EXERCISE TASK: Retype the data that follows line by line, exactly, and leave its pictures out.

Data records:
□ □ □ □
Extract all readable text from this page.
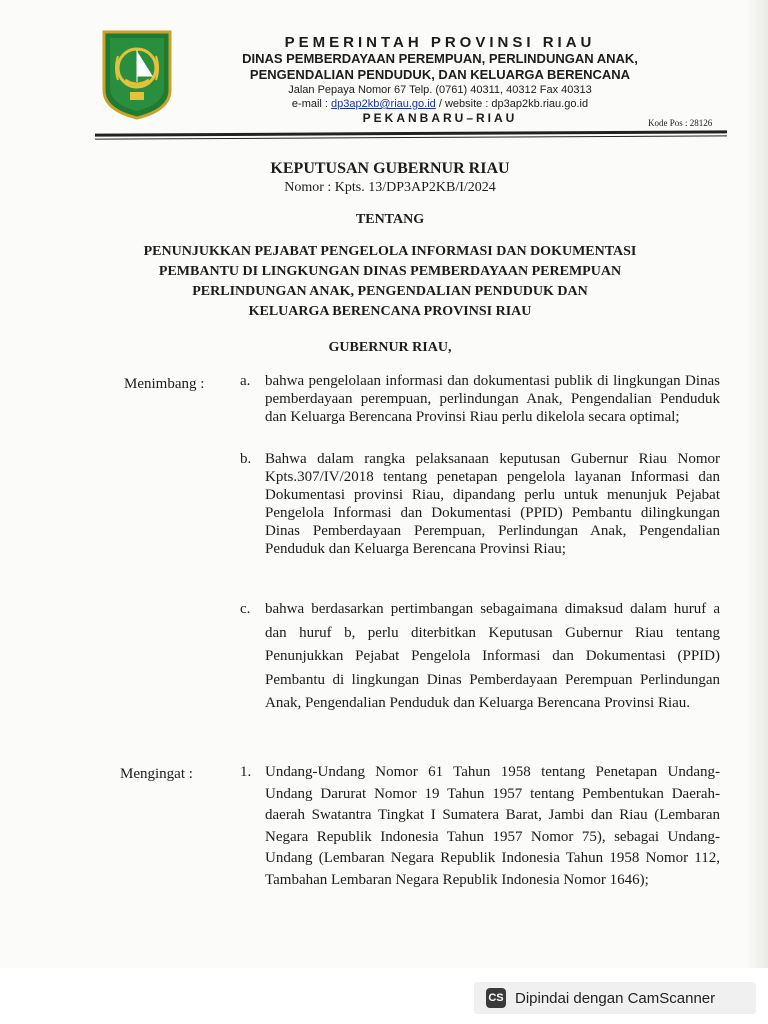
PEMERINTAH PROVINSI RIAU
DINAS PEMBERDAYAAN PEREMPUAN, PERLINDUNGAN ANAK,
PENGENDALIAN PENDUDUK, DAN KELUARGA BERENCANA
Jalan Pepaya Nomor 67 Telp. (0761) 40311, 40312 Fax 40313
e-mail : dp3ap2kb@riau.go.id / website : dp3ap2kb.riau.go.id
PEKANBARU–RIAU	Kode Pos : 28126
KEPUTUSAN GUBERNUR RIAU
Nomor : Kpts. 13/DP3AP2KB/I/2024
TENTANG
PENUNJUKKAN PEJABAT PENGELOLA INFORMASI DAN DOKUMENTASI
PEMBANTU DI LINGKUNGAN DINAS PEMBERDAYAAN PEREMPUAN
PERLINDUNGAN ANAK, PENGENDALIAN PENDUDUK DAN
KELUARGA BERENCANA PROVINSI RIAU
GUBERNUR RIAU,
Menimbang : a. bahwa pengelolaan informasi dan dokumentasi publik di lingkungan Dinas pemberdayaan perempuan, perlindungan Anak, Pengendalian Penduduk dan Keluarga Berencana Provinsi Riau perlu dikelola secara optimal;
b. Bahwa dalam rangka pelaksanaan keputusan Gubernur Riau Nomor Kpts.307/IV/2018 tentang penetapan pengelola layanan Informasi dan Dokumentasi provinsi Riau, dipandang perlu untuk menunjuk Pejabat Pengelola Informasi dan Dokumentasi (PPID) Pembantu dilingkungan Dinas Pemberdayaan Perempuan, Perlindungan Anak, Pengendalian Penduduk dan Keluarga Berencana Provinsi Riau;
c. bahwa berdasarkan pertimbangan sebagaimana dimaksud dalam huruf a dan huruf b, perlu diterbitkan Keputusan Gubernur Riau tentang Penunjukkan Pejabat Pengelola Informasi dan Dokumentasi (PPID) Pembantu di lingkungan Dinas Pemberdayaan Perempuan Perlindungan Anak, Pengendalian Penduduk dan Keluarga Berencana Provinsi Riau.
Mengingat :	1. Undang-Undang Nomor 61 Tahun 1958 tentang Penetapan Undang-Undang Darurat Nomor 19 Tahun 1957 tentang Pembentukan Daerah-daerah Swatantra Tingkat I Sumatera Barat, Jambi dan Riau (Lembaran Negara Republik Indonesia Tahun 1957 Nomor 75), sebagai Undang-Undang (Lembaran Negara Republik Indonesia Tahun 1958 Nomor 112, Tambahan Lembaran Negara Republik Indonesia Nomor 1646);
CS Dipindai dengan CamScanner
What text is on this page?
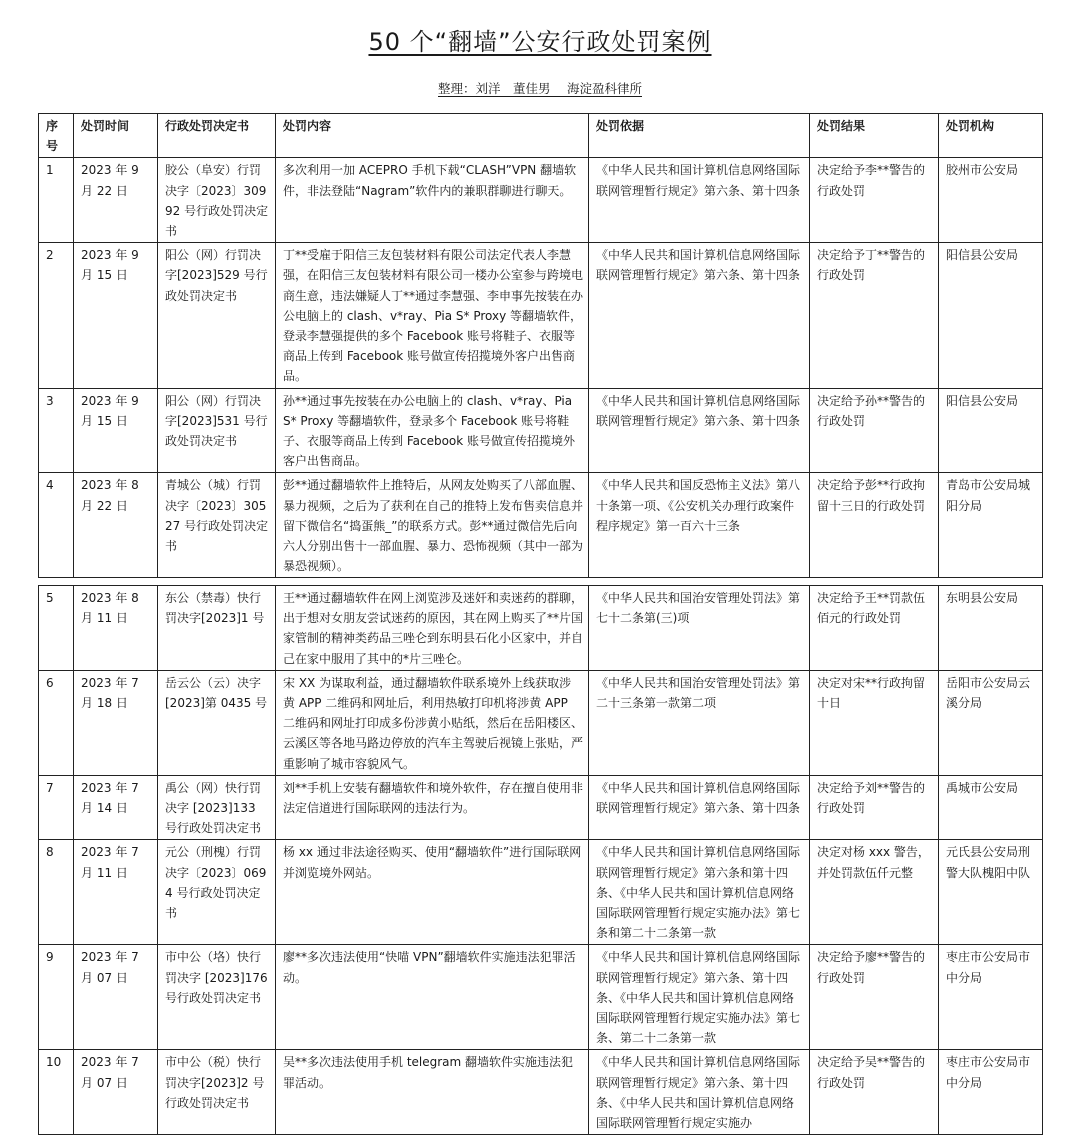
50 个“翻墙”公安行政处罚案例
整理：刘洋　董佳男　 海淀盈科律所
序号	处罚时间	行政处罚决定书	处罚内容	处罚依据	处罚结果	处罚机构
1	2023 年 9 月 22 日	胶公（阜安）行罚决字〔2023〕30992 号行政处罚决定书	多次利用一加 ACEPRO 手机下载“CLASH”VPN 翻墙软件，非法登陆“Nagram”软件内的兼职群聊进行聊天。	《中华人民共和国计算机信息网络国际联网管理暂行规定》第六条、第十四条	决定给予李**警告的行政处罚	胶州市公安局
2	2023 年 9 月 15 日	阳公（网）行罚决字[2023]529 号行政处罚决定书	丁**受雇于阳信三友包装材料有限公司法定代表人李慧强，在阳信三友包装材料有限公司一楼办公室参与跨境电商生意，违法嫌疑人丁**通过李慧强、李申事先按装在办公电脑上的 clash、v*ray、Pia S* Proxy 等翻墙软件，登录李慧强提供的多个 Facebook 账号将鞋子、衣服等商品上传到 Facebook 账号做宣传招揽境外客户出售商品。	《中华人民共和国计算机信息网络国际联网管理暂行规定》第六条、第十四条	决定给予丁**警告的行政处罚	阳信县公安局
3	2023 年 9 月 15 日	阳公（网）行罚决字[2023]531 号行政处罚决定书	孙**通过事先按装在办公电脑上的 clash、v*ray、Pia S* Proxy 等翻墙软件，登录多个 Facebook 账号将鞋子、衣服等商品上传到 Facebook 账号做宣传招揽境外客户出售商品。	《中华人民共和国计算机信息网络国际联网管理暂行规定》第六条、第十四条	决定给予孙**警告的行政处罚	阳信县公安局
4	2023 年 8 月 22 日	青城公（城）行罚决字〔2023〕30527 号行政处罚决定书	彭**通过翻墙软件上推特后，从网友处购买了八部血腥、暴力视频，之后为了获利在自己的推特上发布售卖信息并留下微信名“捣蛋熊_”的联系方式。彭**通过微信先后向六人分别出售十一部血腥、暴力、恐怖视频（其中一部为暴恐视频）。	《中华人民共和国反恐怖主义法》第八十条第一项、《公安机关办理行政案件程序规定》第一百六十三条	决定给予彭**行政拘留十三日的行政处罚	青岛市公安局城阳分局
5	2023 年 8 月 11 日	东公（禁毒）快行罚决字[2023]1 号	王**通过翻墙软件在网上浏览涉及迷奸和卖迷药的群聊，出于想对女朋友尝试迷药的原因，其在网上购买了**片国家管制的精神类药品三唑仑到东明县石化小区家中，并自己在家中服用了其中的*片三唑仑。	《中华人民共和国治安管理处罚法》第七十二条第(三)项	决定给予王**罚款伍佰元的行政处罚	东明县公安局
6	2023 年 7 月 18 日	岳云公（云）决字[2023]第 0435 号	宋 XX 为谋取利益，通过翻墙软件联系境外上线获取涉黄 APP 二维码和网址后，利用热敏打印机将涉黄 APP 二维码和网址打印成多份涉黄小贴纸，然后在岳阳楼区、云溪区等各地马路边停放的汽车主驾驶后视镜上张贴，严重影响了城市容貌风气。	《中华人民共和国治安管理处罚法》第二十三条第一款第二项	决定对宋**行政拘留十日	岳阳市公安局云溪分局
7	2023 年 7 月 14 日	禹公（网）快行罚决字 [2023]133 号行政处罚决定书	刘**手机上安装有翻墙软件和境外软件，存在擅自使用非法定信道进行国际联网的违法行为。	《中华人民共和国计算机信息网络国际联网管理暂行规定》第六条、第十四条	决定给予刘**警告的行政处罚	禹城市公安局
8	2023 年 7 月 11 日	元公（刑槐）行罚决字〔2023〕0694 号行政处罚决定书	杨 xx 通过非法途径购买、使用“翻墙软件”进行国际联网并浏览境外网站。	《中华人民共和国计算机信息网络国际联网管理暂行规定》第六条和第十四条、《中华人民共和国计算机信息网络国际联网管理暂行规定实施办法》第七条和第二十二条第一款	决定对杨 xxx 警告，并处罚款伍仟元整	元氏县公安局刑警大队槐阳中队
9	2023 年 7 月 07 日	市中公（垎）快行罚决字 [2023]176 号行政处罚决定书	廖**多次违法使用“快喵 VPN”翻墙软件实施违法犯罪活动。	《中华人民共和国计算机信息网络国际联网管理暂行规定》第六条、第十四条、《中华人民共和国计算机信息网络国际联网管理暂行规定实施办法》第七条、第二十二条第一款	决定给予廖**警告的行政处罚	枣庄市公安局市中分局
10	2023 年 7 月 07 日	市中公（税）快行罚决字[2023]2 号行政处罚决定书	吴**多次违法使用手机 telegram 翻墙软件实施违法犯罪活动。	《中华人民共和国计算机信息网络国际联网管理暂行规定》第六条、第十四条、《中华人民共和国计算机信息网络国际联网管理暂行规定实施办	决定给予吴**警告的行政处罚	枣庄市公安局市中分局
□ □ □ □
SOLUTION FOR THIS EXERCISE:
Extract all readable text from this page.
PEMERINTAH PROVINSI RIAU
DINAS PEMBERDAYAAN PEREMPUAN, PERLINDUNGAN ANAK,
PENGENDALIAN PENDUDUK, DAN KELUARGA BERENCANA
Jalan Pepaya Nomor 67 Telp. (0761) 40311, 40312 Fax 40313
e-mail : dp3ap2kb@riau.go.id / website : dp3ap2kb.riau.go.id
PEKANBARU–RIAU	Kode Pos : 28126
KEPUTUSAN GUBERNUR RIAU
Nomor : Kpts. 13/DP3AP2KB/I/2024
TENTANG
PENUNJUKKAN PEJABAT PENGELOLA INFORMASI DAN DOKUMENTASI
PEMBANTU DI LINGKUNGAN DINAS PEMBERDAYAAN PEREMPUAN
PERLINDUNGAN ANAK, PENGENDALIAN PENDUDUK DAN
KELUARGA BERENCANA PROVINSI RIAU
GUBERNUR RIAU,
Menimbang : a. bahwa pengelolaan informasi dan dokumentasi publik di lingkungan Dinas pemberdayaan perempuan, perlindungan Anak, Pengendalian Penduduk dan Keluarga Berencana Provinsi Riau perlu dikelola secara optimal;
b. Bahwa dalam rangka pelaksanaan keputusan Gubernur Riau Nomor Kpts.307/IV/2018 tentang penetapan pengelola layanan Informasi dan Dokumentasi provinsi Riau, dipandang perlu untuk menunjuk Pejabat Pengelola Informasi dan Dokumentasi (PPID) Pembantu dilingkungan Dinas Pemberdayaan Perempuan, Perlindungan Anak, Pengendalian Penduduk dan Keluarga Berencana Provinsi Riau;
c. bahwa berdasarkan pertimbangan sebagaimana dimaksud dalam huruf a dan huruf b, perlu diterbitkan Keputusan Gubernur Riau tentang Penunjukkan Pejabat Pengelola Informasi dan Dokumentasi (PPID) Pembantu di lingkungan Dinas Pemberdayaan Perempuan Perlindungan Anak, Pengendalian Penduduk dan Keluarga Berencana Provinsi Riau.
Mengingat :	1. Undang-Undang Nomor 61 Tahun 1958 tentang Penetapan Undang-Undang Darurat Nomor 19 Tahun 1957 tentang Pembentukan Daerah-daerah Swatantra Tingkat I Sumatera Barat, Jambi dan Riau (Lembaran Negara Republik Indonesia Tahun 1957 Nomor 75), sebagai Undang-Undang (Lembaran Negara Republik Indonesia Tahun 1958 Nomor 112, Tambahan Lembaran Negara Republik Indonesia Nomor 1646);
CS Dipindai dengan CamScanner
What text is on this page?
50 个“翻墙”公安行政处罚案例
整理：刘洋　董佳男　 海淀盈科律所
序号	处罚时间	行政处罚决定书	处罚内容	处罚依据	处罚结果	处罚机构
1	2023 年 9 月 22 日	胶公（阜安）行罚决字〔2023〕30992 号行政处罚决定书	多次利用一加 ACEPRO 手机下载“CLASH”VPN 翻墙软件，非法登陆“Nagram”软件内的兼职群聊进行聊天。	《中华人民共和国计算机信息网络国际联网管理暂行规定》第六条、第十四条	决定给予李**警告的行政处罚	胶州市公安局
2	2023 年 9 月 15 日	阳公（网）行罚决字[2023]529 号行政处罚决定书	丁**受雇于阳信三友包装材料有限公司法定代表人李慧强，在阳信三友包装材料有限公司一楼办公室参与跨境电商生意，违法嫌疑人丁**通过李慧强、李申事先按装在办公电脑上的 clash、v*ray、Pia S* Proxy 等翻墙软件，登录李慧强提供的多个 Facebook 账号将鞋子、衣服等商品上传到 Facebook 账号做宣传招揽境外客户出售商品。	《中华人民共和国计算机信息网络国际联网管理暂行规定》第六条、第十四条	决定给予丁**警告的行政处罚	阳信县公安局
3	2023 年 9 月 15 日	阳公（网）行罚决字[2023]531 号行政处罚决定书	孙**通过事先按装在办公电脑上的 clash、v*ray、Pia S* Proxy 等翻墙软件，登录多个 Facebook 账号将鞋子、衣服等商品上传到 Facebook 账号做宣传招揽境外客户出售商品。	《中华人民共和国计算机信息网络国际联网管理暂行规定》第六条、第十四条	决定给予孙**警告的行政处罚	阳信县公安局
4	2023 年 8 月 22 日	青城公（城）行罚决字〔2023〕30527 号行政处罚决定书	彭**通过翻墙软件上推特后，从网友处购买了八部血腥、暴力视频，之后为了获利在自己的推特上发布售卖信息并留下微信名“捣蛋熊_”的联系方式。彭**通过微信先后向六人分别出售十一部血腥、暴力、恐怖视频（其中一部为暴恐视频）。	《中华人民共和国反恐怖主义法》第八十条第一项、《公安机关办理行政案件程序规定》第一百六十三条	决定给予彭**行政拘留十三日的行政处罚	青岛市公安局城阳分局
5	2023 年 8 月 11 日	东公（禁毒）快行罚决字[2023]1 号	王**通过翻墙软件在网上浏览涉及迷奸和卖迷药的群聊，出于想对女朋友尝试迷药的原因，其在网上购买了**片国家管制的精神类药品三唑仑到东明县石化小区家中，并自己在家中服用了其中的*片三唑仑。	《中华人民共和国治安管理处罚法》第七十二条第(三)项	决定给予王**罚款伍佰元的行政处罚	东明县公安局
6	2023 年 7 月 18 日	岳云公（云）决字[2023]第 0435 号	宋 XX 为谋取利益，通过翻墙软件联系境外上线获取涉黄 APP 二维码和网址后，利用热敏打印机将涉黄 APP 二维码和网址打印成多份涉黄小贴纸，然后在岳阳楼区、云溪区等各地马路边停放的汽车主驾驶后视镜上张贴，严重影响了城市容貌风气。	《中华人民共和国治安管理处罚法》第二十三条第一款第二项	决定对宋**行政拘留十日	岳阳市公安局云溪分局
7	2023 年 7 月 14 日	禹公（网）快行罚决字 [2023]133 号行政处罚决定书	刘**手机上安装有翻墙软件和境外软件，存在擅自使用非法定信道进行国际联网的违法行为。	《中华人民共和国计算机信息网络国际联网管理暂行规定》第六条、第十四条	决定给予刘**警告的行政处罚	禹城市公安局
8	2023 年 7 月 11 日	元公（刑槐）行罚决字〔2023〕0694 号行政处罚决定书	杨 xx 通过非法途径购买、使用“翻墙软件”进行国际联网并浏览境外网站。	《中华人民共和国计算机信息网络国际联网管理暂行规定》第六条和第十四条、《中华人民共和国计算机信息网络国际联网管理暂行规定实施办法》第七条和第二十二条第一款	决定对杨 xxx 警告，并处罚款伍仟元整	元氏县公安局刑警大队槐阳中队
9	2023 年 7 月 07 日	市中公（垎）快行罚决字 [2023]176 号行政处罚决定书	廖**多次违法使用“快喵 VPN”翻墙软件实施违法犯罪活动。	《中华人民共和国计算机信息网络国际联网管理暂行规定》第六条、第十四条、《中华人民共和国计算机信息网络国际联网管理暂行规定实施办法》第七条、第二十二条第一款	决定给予廖**警告的行政处罚	枣庄市公安局市中分局
10	2023 年 7 月 07 日	市中公（税）快行罚决字[2023]2 号行政处罚决定书	吴**多次违法使用手机 telegram 翻墙软件实施违法犯罪活动。	《中华人民共和国计算机信息网络国际联网管理暂行规定》第六条、第十四条、《中华人民共和国计算机信息网络国际联网管理暂行规定实施办	决定给予吴**警告的行政处罚	枣庄市公安局市中分局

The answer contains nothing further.